Exclude images, then output the remaining data verbatim.
>> start THE RECORDS
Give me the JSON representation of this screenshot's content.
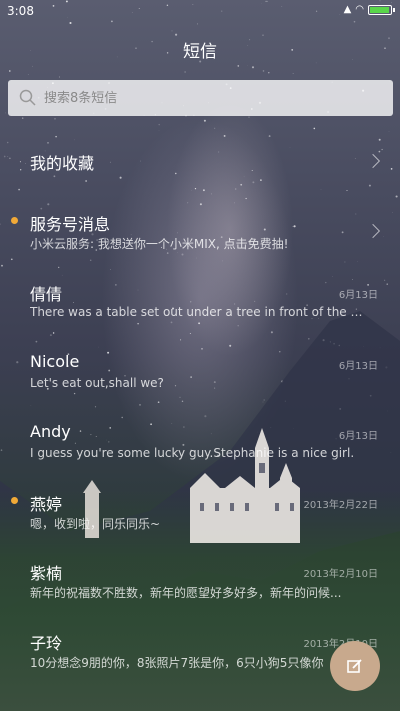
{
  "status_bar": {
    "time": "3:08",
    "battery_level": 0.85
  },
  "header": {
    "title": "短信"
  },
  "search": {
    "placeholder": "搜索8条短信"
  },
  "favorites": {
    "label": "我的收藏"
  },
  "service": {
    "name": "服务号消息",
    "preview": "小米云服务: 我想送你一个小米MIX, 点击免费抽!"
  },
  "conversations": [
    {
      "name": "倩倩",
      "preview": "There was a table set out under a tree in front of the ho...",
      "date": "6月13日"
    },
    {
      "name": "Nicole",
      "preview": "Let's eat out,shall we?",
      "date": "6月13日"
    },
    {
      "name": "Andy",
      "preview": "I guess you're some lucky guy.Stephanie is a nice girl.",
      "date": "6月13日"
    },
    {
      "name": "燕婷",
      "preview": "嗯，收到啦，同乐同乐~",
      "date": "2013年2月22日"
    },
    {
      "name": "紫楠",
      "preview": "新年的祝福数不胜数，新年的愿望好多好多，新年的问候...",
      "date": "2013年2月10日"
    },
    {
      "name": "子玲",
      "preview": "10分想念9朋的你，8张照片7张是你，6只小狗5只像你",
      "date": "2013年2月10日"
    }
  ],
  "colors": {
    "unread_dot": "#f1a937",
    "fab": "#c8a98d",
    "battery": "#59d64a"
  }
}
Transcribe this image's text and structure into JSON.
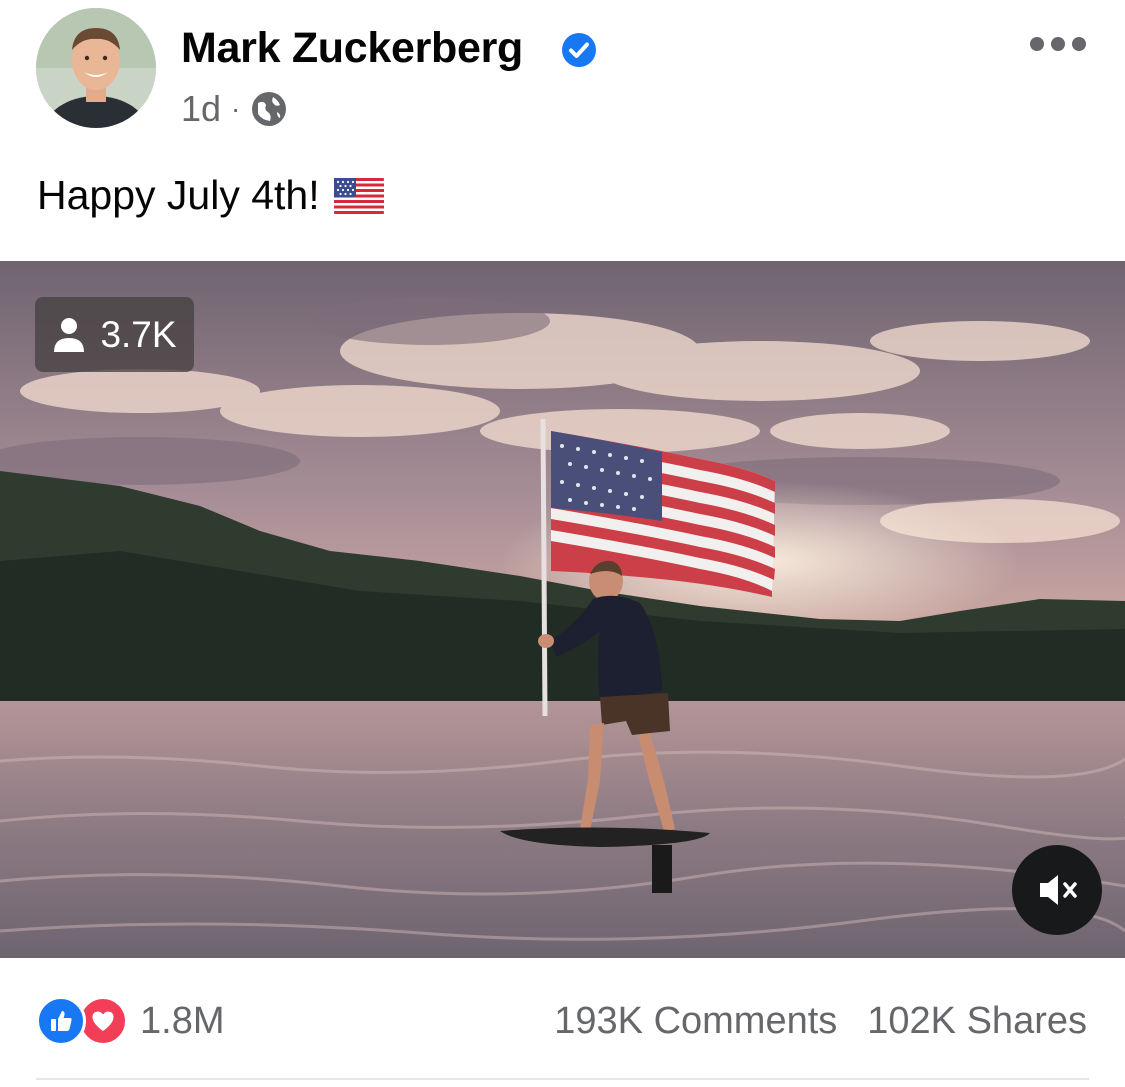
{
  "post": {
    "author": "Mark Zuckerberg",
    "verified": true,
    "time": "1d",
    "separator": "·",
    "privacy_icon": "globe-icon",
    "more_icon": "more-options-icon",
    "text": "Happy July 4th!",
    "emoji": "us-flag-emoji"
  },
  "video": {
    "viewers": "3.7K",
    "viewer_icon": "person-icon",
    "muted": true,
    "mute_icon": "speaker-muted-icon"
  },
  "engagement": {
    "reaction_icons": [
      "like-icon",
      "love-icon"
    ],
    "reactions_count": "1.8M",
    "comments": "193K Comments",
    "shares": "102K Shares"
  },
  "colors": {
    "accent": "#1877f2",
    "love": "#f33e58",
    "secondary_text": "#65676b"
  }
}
>> end THE RECORDS
● OUTPUT FOR THIS TASK:
Give me the JSON representation of this screenshot's content.
{
  "status_bar": {
    "time": "3:08",
    "battery_level": 0.85
  },
  "header": {
    "title": "短信"
  },
  "search": {
    "placeholder": "搜索8条短信"
  },
  "favorites": {
    "label": "我的收藏"
  },
  "service": {
    "name": "服务号消息",
    "preview": "小米云服务: 我想送你一个小米MIX, 点击免费抽!"
  },
  "conversations": [
    {
      "name": "倩倩",
      "preview": "There was a table set out under a tree in front of the ho...",
      "date": "6月13日"
    },
    {
      "name": "Nicole",
      "preview": "Let's eat out,shall we?",
      "date": "6月13日"
    },
    {
      "name": "Andy",
      "preview": "I guess you're some lucky guy.Stephanie is a nice girl.",
      "date": "6月13日"
    },
    {
      "name": "燕婷",
      "preview": "嗯，收到啦，同乐同乐~",
      "date": "2013年2月22日"
    },
    {
      "name": "紫楠",
      "preview": "新年的祝福数不胜数，新年的愿望好多好多，新年的问候...",
      "date": "2013年2月10日"
    },
    {
      "name": "子玲",
      "preview": "10分想念9朋的你，8张照片7张是你，6只小狗5只像你",
      "date": "2013年2月10日"
    }
  ],
  "colors": {
    "unread_dot": "#f1a937",
    "fab": "#c8a98d",
    "battery": "#59d64a"
  }
}
Transcribe this image's text and structure into JSON.
{
  "post": {
    "author": "Mark Zuckerberg",
    "verified": true,
    "time": "1d",
    "separator": "·",
    "privacy_icon": "globe-icon",
    "more_icon": "more-options-icon",
    "text": "Happy July 4th!",
    "emoji": "us-flag-emoji"
  },
  "video": {
    "viewers": "3.7K",
    "viewer_icon": "person-icon",
    "muted": true,
    "mute_icon": "speaker-muted-icon"
  },
  "engagement": {
    "reaction_icons": [
      "like-icon",
      "love-icon"
    ],
    "reactions_count": "1.8M",
    "comments": "193K Comments",
    "shares": "102K Shares"
  },
  "colors": {
    "accent": "#1877f2",
    "love": "#f33e58",
    "secondary_text": "#65676b"
  }
}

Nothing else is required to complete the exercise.